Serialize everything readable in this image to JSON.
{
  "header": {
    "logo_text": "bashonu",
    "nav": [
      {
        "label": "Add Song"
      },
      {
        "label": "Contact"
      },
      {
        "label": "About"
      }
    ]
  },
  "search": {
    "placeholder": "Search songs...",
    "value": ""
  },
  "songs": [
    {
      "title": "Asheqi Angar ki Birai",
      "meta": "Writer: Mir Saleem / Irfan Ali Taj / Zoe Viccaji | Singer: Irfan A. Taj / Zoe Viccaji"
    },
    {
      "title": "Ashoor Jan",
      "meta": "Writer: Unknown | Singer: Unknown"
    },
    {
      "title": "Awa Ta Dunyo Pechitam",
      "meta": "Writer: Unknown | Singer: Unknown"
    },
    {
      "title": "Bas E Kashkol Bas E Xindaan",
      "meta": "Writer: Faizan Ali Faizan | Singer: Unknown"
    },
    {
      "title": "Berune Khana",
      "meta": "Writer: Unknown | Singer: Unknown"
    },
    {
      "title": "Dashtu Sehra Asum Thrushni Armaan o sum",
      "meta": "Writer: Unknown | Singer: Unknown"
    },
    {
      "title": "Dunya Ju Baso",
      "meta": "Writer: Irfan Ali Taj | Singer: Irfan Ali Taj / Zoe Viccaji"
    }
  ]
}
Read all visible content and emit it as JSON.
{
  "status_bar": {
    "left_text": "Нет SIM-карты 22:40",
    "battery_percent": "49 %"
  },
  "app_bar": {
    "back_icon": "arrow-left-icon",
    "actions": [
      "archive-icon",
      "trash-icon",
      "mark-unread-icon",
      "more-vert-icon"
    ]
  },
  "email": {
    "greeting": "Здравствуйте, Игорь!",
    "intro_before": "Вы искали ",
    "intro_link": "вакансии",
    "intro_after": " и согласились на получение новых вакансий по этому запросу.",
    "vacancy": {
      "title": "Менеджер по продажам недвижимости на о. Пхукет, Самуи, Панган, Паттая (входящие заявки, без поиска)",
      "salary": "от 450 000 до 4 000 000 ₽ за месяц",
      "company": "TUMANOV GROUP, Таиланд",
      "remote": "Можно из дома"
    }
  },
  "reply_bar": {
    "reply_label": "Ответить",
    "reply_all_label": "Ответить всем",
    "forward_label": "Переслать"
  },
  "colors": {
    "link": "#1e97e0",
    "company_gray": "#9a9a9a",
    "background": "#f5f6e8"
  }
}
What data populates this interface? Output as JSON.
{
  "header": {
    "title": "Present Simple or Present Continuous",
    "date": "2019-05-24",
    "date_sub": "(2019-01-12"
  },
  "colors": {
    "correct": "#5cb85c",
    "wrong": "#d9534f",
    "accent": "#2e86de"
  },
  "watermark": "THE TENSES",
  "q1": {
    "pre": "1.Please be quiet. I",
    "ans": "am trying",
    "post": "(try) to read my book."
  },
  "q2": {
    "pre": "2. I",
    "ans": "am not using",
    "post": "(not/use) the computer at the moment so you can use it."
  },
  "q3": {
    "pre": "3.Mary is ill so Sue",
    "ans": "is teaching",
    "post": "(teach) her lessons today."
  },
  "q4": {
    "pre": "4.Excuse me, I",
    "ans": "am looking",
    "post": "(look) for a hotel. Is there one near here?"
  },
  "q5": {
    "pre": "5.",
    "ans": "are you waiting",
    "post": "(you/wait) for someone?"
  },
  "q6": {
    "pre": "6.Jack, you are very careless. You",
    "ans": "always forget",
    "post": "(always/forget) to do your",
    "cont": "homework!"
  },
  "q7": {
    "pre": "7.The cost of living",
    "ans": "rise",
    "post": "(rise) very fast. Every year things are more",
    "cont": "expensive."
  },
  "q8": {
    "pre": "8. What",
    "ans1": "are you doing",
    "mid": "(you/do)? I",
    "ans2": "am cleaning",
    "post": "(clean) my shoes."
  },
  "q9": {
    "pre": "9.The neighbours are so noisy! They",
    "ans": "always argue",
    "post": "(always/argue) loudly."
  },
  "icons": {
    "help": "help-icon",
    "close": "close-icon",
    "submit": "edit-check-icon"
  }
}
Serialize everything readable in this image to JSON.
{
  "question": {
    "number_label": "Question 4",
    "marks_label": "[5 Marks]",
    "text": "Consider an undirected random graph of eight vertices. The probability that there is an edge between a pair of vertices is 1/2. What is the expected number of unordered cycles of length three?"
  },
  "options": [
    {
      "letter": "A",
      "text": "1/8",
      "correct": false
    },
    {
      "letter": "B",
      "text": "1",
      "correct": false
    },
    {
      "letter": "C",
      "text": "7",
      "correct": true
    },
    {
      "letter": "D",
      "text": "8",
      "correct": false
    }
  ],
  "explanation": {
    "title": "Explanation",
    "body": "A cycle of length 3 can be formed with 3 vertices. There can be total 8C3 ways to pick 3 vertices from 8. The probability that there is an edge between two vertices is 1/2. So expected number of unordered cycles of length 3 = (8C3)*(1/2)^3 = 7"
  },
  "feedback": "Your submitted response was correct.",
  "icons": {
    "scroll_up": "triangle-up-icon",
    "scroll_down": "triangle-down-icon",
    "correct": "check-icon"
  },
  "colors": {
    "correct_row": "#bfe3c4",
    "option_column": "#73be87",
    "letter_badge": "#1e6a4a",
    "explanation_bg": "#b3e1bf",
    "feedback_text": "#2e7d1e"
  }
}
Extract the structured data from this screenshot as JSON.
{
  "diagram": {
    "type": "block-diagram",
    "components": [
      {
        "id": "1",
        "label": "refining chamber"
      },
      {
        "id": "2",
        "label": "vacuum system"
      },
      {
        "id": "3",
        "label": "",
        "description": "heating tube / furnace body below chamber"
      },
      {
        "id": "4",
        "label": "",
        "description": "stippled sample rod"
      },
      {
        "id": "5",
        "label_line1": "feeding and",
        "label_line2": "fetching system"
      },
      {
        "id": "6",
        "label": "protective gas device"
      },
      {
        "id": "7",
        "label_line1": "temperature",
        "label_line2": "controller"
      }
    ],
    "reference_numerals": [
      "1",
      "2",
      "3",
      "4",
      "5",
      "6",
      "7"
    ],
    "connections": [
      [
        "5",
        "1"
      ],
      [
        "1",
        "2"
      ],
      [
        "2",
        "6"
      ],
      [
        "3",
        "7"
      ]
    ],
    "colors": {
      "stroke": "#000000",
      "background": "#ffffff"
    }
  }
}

____________________

Task details>
Copy out the data shown above without altering anything.

Response to this exercise>
Serialize everything readable in this image to JSON.
{
  "header": {
    "logo_text": "bashonu",
    "nav": [
      {
        "label": "Add Song"
      },
      {
        "label": "Contact"
      },
      {
        "label": "About"
      }
    ]
  },
  "search": {
    "placeholder": "Search songs...",
    "value": ""
  },
  "songs": [
    {
      "title": "Asheqi Angar ki Birai",
      "meta": "Writer: Mir Saleem / Irfan Ali Taj / Zoe Viccaji | Singer: Irfan A. Taj / Zoe Viccaji"
    },
    {
      "title": "Ashoor Jan",
      "meta": "Writer: Unknown | Singer: Unknown"
    },
    {
      "title": "Awa Ta Dunyo Pechitam",
      "meta": "Writer: Unknown | Singer: Unknown"
    },
    {
      "title": "Bas E Kashkol Bas E Xindaan",
      "meta": "Writer: Faizan Ali Faizan | Singer: Unknown"
    },
    {
      "title": "Berune Khana",
      "meta": "Writer: Unknown | Singer: Unknown"
    },
    {
      "title": "Dashtu Sehra Asum Thrushni Armaan o sum",
      "meta": "Writer: Unknown | Singer: Unknown"
    },
    {
      "title": "Dunya Ju Baso",
      "meta": "Writer: Irfan Ali Taj | Singer: Irfan Ali Taj / Zoe Viccaji"
    }
  ]
}
Read all visible content and emit it as JSON.
{
  "status_bar": {
    "left_text": "Нет SIM-карты 22:40",
    "battery_percent": "49 %"
  },
  "app_bar": {
    "back_icon": "arrow-left-icon",
    "actions": [
      "archive-icon",
      "trash-icon",
      "mark-unread-icon",
      "more-vert-icon"
    ]
  },
  "email": {
    "greeting": "Здравствуйте, Игорь!",
    "intro_before": "Вы искали ",
    "intro_link": "вакансии",
    "intro_after": " и согласились на получение новых вакансий по этому запросу.",
    "vacancy": {
      "title": "Менеджер по продажам недвижимости на о. Пхукет, Самуи, Панган, Паттая (входящие заявки, без поиска)",
      "salary": "от 450 000 до 4 000 000 ₽ за месяц",
      "company": "TUMANOV GROUP, Таиланд",
      "remote": "Можно из дома"
    }
  },
  "reply_bar": {
    "reply_label": "Ответить",
    "reply_all_label": "Ответить всем",
    "forward_label": "Переслать"
  },
  "colors": {
    "link": "#1e97e0",
    "company_gray": "#9a9a9a",
    "background": "#f5f6e8"
  }
}
What data populates this interface? Output as JSON.
{
  "header": {
    "title": "Present Simple or Present Continuous",
    "date": "2019-05-24",
    "date_sub": "(2019-01-12"
  },
  "colors": {
    "correct": "#5cb85c",
    "wrong": "#d9534f",
    "accent": "#2e86de"
  },
  "watermark": "THE TENSES",
  "q1": {
    "pre": "1.Please be quiet. I",
    "ans": "am trying",
    "post": "(try) to read my book."
  },
  "q2": {
    "pre": "2. I",
    "ans": "am not using",
    "post": "(not/use) the computer at the moment so you can use it."
  },
  "q3": {
    "pre": "3.Mary is ill so Sue",
    "ans": "is teaching",
    "post": "(teach) her lessons today."
  },
  "q4": {
    "pre": "4.Excuse me, I",
    "ans": "am looking",
    "post": "(look) for a hotel. Is there one near here?"
  },
  "q5": {
    "pre": "5.",
    "ans": "are you waiting",
    "post": "(you/wait) for someone?"
  },
  "q6": {
    "pre": "6.Jack, you are very careless. You",
    "ans": "always forget",
    "post": "(always/forget) to do your",
    "cont": "homework!"
  },
  "q7": {
    "pre": "7.The cost of living",
    "ans": "rise",
    "post": "(rise) very fast. Every year things are more",
    "cont": "expensive."
  },
  "q8": {
    "pre": "8. What",
    "ans1": "are you doing",
    "mid": "(you/do)? I",
    "ans2": "am cleaning",
    "post": "(clean) my shoes."
  },
  "q9": {
    "pre": "9.The neighbours are so noisy! They",
    "ans": "always argue",
    "post": "(always/argue) loudly."
  },
  "icons": {
    "help": "help-icon",
    "close": "close-icon",
    "submit": "edit-check-icon"
  }
}
Serialize everything readable in this image to JSON.
{
  "question": {
    "number_label": "Question 4",
    "marks_label": "[5 Marks]",
    "text": "Consider an undirected random graph of eight vertices. The probability that there is an edge between a pair of vertices is 1/2. What is the expected number of unordered cycles of length three?"
  },
  "options": [
    {
      "letter": "A",
      "text": "1/8",
      "correct": false
    },
    {
      "letter": "B",
      "text": "1",
      "correct": false
    },
    {
      "letter": "C",
      "text": "7",
      "correct": true
    },
    {
      "letter": "D",
      "text": "8",
      "correct": false
    }
  ],
  "explanation": {
    "title": "Explanation",
    "body": "A cycle of length 3 can be formed with 3 vertices. There can be total 8C3 ways to pick 3 vertices from 8. The probability that there is an edge between two vertices is 1/2. So expected number of unordered cycles of length 3 = (8C3)*(1/2)^3 = 7"
  },
  "feedback": "Your submitted response was correct.",
  "icons": {
    "scroll_up": "triangle-up-icon",
    "scroll_down": "triangle-down-icon",
    "correct": "check-icon"
  },
  "colors": {
    "correct_row": "#bfe3c4",
    "option_column": "#73be87",
    "letter_badge": "#1e6a4a",
    "explanation_bg": "#b3e1bf",
    "feedback_text": "#2e7d1e"
  }
}
Extract the structured data from this screenshot as JSON.
{
  "diagram": {
    "type": "block-diagram",
    "components": [
      {
        "id": "1",
        "label": "refining chamber"
      },
      {
        "id": "2",
        "label": "vacuum system"
      },
      {
        "id": "3",
        "label": "",
        "description": "heating tube / furnace body below chamber"
      },
      {
        "id": "4",
        "label": "",
        "description": "stippled sample rod"
      },
      {
        "id": "5",
        "label_line1": "feeding and",
        "label_line2": "fetching system"
      },
      {
        "id": "6",
        "label": "protective gas device"
      },
      {
        "id": "7",
        "label_line1": "temperature",
        "label_line2": "controller"
      }
    ],
    "reference_numerals": [
      "1",
      "2",
      "3",
      "4",
      "5",
      "6",
      "7"
    ],
    "connections": [
      [
        "5",
        "1"
      ],
      [
        "1",
        "2"
      ],
      [
        "2",
        "6"
      ],
      [
        "3",
        "7"
      ]
    ],
    "colors": {
      "stroke": "#000000",
      "background": "#ffffff"
    }
  }
}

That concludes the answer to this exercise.